───── TEXTAUSZUG

Das letzte Kapitel war der - für mich - absolute Höhepunkt gewesen. Ich habe mit Malik so wahnsinnig gelitten gehabt.. :/ und dieser Cliffhänger war pwerfekt. Ich bin vom Ende nicht enttäuscht und freue mich bereits wahnsinnig auf die Fortsetzung, an der ich mich bei Gelegenheit setzen werde.

Danke für dieses Sahnehäubchen einer FanFiction. Ich bin wirklich froh, in diesen genuss gekommen zu sein. :)
Antwort von:  Crevan
23.04.2014 01:03
Danke für den kommi und deine Kritik :3
Freut mich sehr, dass es gefällt!
Von:  Crevan
2013-11-20T23:39:18+00:00 21.11.2013 00:39
Und mit diesem Cliffhanger möchte ich den ersten teil dieser fanfiction beenden. Vielen Dank für das ständige Mitlesen und all eure lieben Kommentare, die mich immer dazu motiviert haben weiterzuschreiben :)

Zum zweiten Part der FF geht es hier: http://animexx.onlinewelten.com/fanfiction/321735/

Von: abgemeldet
2013-11-13T20:47:49+00:00 13.11.2013 21:47
T_T waaaaaaasss...? Hilfe. Mehr. Bitte!!!
Von:  FalonDin
2013-11-08T01:56:14+00:00 08.11.2013 02:56
Da ich nicht schlafen kann und die Fanfiction seit kurzem auf der Liste habe, habe ich sie heute mal begonnen zu lesen.
Du hast einen schönen Schreibstil. Ich kann mir alles haargenau vorstellen und fühle mich richtig hineinversetzt.
Du hast Malik und Kadar als Kinder bezaubernd dargestellt mit einen niedlichen und naiven Kinderdenken. Werde sie später vielleicht zuende lesen und dir ein weiteres Kommentar dalassen.
Von:  ShikaCheater
2013-08-16T20:38:19+00:00 16.08.2013 22:38
Hi^^
Also ich weiß nicht was ich zu deinem FF hier sagen soll, mir fehlen die Worte. Einfach nur wow.
Du hast einen wunderschönen Schriebstiel und wie du alles erzählst einfach nur der Hammer!

Ich ziehe den Hut vor dir, falle auf die Knie und bette den Boden an auf dem du läufst!
Mach weiter so, ich bin echt gespannt wie es weiter geht. :)
Von: abgemeldet
2013-08-14T10:56:44+00:00 14.08.2013 12:56
.... Ich hasse dich.

──────────

▸ GESTELLTE AUFGABE A
Womit möchte Crevan laut den Fanfiction-Kommentaren den ersten Teil der Fanfiction beenden?
▸ GESTELLTE AUFGABE B
Schreibe aus den Fanfiction-Kommentaren den Abschnitt zwischen „Das letzte Kapitel“ und „dass es gefällt!“ einschließlich genau ab.
▸ GESTELLTE AUFGABE C
Führe die Fanfiction-Kommentare im Anschluss an ihren letzten Satz weiter.

───── BEREITGESTELLTE ZEILEN

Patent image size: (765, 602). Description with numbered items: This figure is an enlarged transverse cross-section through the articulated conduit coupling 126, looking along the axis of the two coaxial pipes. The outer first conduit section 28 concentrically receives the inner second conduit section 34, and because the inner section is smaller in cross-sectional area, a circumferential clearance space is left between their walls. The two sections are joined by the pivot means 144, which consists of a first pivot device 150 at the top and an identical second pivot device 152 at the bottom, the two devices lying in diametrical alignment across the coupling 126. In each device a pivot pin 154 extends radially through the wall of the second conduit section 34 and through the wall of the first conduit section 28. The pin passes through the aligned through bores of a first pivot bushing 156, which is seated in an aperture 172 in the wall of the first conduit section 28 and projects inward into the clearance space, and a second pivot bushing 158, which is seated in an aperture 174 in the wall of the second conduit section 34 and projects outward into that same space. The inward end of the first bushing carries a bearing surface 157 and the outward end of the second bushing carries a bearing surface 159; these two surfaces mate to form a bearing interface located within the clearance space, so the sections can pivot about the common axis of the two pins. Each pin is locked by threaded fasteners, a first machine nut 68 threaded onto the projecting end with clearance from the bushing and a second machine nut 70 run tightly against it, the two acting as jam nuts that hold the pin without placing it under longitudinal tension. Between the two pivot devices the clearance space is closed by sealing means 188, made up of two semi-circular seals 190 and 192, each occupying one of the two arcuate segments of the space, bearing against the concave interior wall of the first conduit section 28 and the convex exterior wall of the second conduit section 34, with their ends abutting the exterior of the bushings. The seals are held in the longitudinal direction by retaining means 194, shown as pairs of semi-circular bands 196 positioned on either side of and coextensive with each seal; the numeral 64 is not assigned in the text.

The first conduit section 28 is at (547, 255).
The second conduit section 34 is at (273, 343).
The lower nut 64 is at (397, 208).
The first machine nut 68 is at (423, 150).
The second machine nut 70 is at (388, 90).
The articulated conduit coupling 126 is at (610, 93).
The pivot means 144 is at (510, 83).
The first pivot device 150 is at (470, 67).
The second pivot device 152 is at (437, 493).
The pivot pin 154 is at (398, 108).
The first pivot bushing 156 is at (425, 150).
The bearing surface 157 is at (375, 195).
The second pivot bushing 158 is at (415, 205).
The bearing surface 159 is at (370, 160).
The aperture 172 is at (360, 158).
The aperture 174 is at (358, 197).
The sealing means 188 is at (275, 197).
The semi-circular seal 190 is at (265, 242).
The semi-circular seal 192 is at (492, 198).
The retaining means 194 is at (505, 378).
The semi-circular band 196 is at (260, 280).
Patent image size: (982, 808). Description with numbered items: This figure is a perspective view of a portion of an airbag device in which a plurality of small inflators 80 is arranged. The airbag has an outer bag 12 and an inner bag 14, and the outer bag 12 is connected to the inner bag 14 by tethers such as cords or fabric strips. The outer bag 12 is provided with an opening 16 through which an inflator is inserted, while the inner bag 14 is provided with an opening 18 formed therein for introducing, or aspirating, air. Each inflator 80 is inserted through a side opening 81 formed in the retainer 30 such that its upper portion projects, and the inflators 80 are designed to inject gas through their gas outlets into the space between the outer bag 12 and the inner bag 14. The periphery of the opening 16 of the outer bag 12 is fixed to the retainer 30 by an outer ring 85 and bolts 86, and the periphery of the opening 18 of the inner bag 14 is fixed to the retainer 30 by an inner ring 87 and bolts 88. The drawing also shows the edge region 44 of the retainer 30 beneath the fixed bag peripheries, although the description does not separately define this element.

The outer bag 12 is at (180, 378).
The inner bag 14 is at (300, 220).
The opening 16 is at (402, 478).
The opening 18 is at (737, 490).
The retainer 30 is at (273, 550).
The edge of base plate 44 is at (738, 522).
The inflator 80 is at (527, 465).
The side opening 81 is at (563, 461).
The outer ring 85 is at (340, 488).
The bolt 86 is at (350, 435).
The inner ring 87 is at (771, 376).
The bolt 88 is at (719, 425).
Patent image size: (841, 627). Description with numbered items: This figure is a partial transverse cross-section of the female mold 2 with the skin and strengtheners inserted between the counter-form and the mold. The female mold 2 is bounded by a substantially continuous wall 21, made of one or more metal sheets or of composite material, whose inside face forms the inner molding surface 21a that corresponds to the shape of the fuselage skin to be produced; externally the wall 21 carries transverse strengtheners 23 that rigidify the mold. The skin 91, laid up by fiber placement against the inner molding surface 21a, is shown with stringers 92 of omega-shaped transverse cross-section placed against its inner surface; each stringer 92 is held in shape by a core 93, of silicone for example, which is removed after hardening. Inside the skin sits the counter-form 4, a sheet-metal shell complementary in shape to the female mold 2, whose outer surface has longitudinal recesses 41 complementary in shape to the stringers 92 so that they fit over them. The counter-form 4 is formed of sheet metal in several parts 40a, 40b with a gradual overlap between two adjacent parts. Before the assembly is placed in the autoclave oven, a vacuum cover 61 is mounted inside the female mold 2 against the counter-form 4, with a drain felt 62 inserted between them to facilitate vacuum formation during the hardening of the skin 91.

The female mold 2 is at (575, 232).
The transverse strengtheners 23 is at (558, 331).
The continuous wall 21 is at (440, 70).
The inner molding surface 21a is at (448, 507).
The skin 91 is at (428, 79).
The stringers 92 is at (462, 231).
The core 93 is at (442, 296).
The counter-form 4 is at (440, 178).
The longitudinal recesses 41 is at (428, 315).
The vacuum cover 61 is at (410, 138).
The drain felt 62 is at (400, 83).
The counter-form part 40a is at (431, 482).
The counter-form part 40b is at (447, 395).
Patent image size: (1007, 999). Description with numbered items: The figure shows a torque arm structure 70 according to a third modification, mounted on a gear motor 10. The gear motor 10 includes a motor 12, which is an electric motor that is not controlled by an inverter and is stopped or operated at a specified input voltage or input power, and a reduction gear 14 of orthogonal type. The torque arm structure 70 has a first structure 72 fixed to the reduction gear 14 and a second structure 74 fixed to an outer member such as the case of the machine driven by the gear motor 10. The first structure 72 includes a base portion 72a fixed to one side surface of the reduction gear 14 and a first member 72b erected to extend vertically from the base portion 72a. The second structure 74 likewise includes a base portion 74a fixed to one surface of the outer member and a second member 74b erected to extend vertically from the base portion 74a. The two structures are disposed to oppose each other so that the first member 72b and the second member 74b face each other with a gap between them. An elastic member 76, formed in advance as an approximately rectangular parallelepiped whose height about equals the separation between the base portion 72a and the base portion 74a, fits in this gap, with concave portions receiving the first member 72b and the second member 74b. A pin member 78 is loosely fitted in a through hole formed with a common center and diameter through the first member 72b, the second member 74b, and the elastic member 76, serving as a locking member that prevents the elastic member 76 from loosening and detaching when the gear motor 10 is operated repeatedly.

──────────

▸ ANTWORT A
Mit einem Cliffhanger.

▸ ANTWORT B
Das letzte Kapitel war der - für mich - absolute Höhepunkt gewesen. Ich habe mit Malik so wahnsinnig gelitten gehabt.. :/ und dieser Cliffhänger war pwerfekt. Ich bin vom Ende nicht enttäuscht und freue mich bereits wahnsinnig auf die Fortsetzung, an der ich mich bei Gelegenheit setzen werde.

Danke für dieses Sahnehäubchen einer FanFiction. Ich bin wirklich froh, in diesen genuss gekommen zu sein. :)
Antwort von:  Crevan
23.04.2014 01:03
Danke für den kommi und deine Kritik :3
Freut mich sehr, dass es gefällt!

▸ ANTWORT C
Von:  _Nira_
2013-07-31T12:43:39+00:00 31.07.2013 14:43
Also ähm... was soll ich sagen?
Eine so tolle, tiefgreifende FF hab ich selten gelesen - und ich hab in den zehn Jahren, in denen ich FFs schreibe schon so einiges gesehen... Ich bin einfach sprachlos, aber ich versuch einfach mal eine passende Kritik anzugeben ^^

Altair (also der echte hier auf mexx) und ich kennen uns durch die FBM und er schrieb mich an und meinte, ich solle die FF doch mal lesen. Anfangs war ich skeptisch - ich bin erst seit kurzem AC-Fan muss ich dazu sagen - aber als ich dann gesehen hab, dass es um Altair und Malik geht, dachte ich mir, ich fang einfach mal an.

Das war gestern Abend.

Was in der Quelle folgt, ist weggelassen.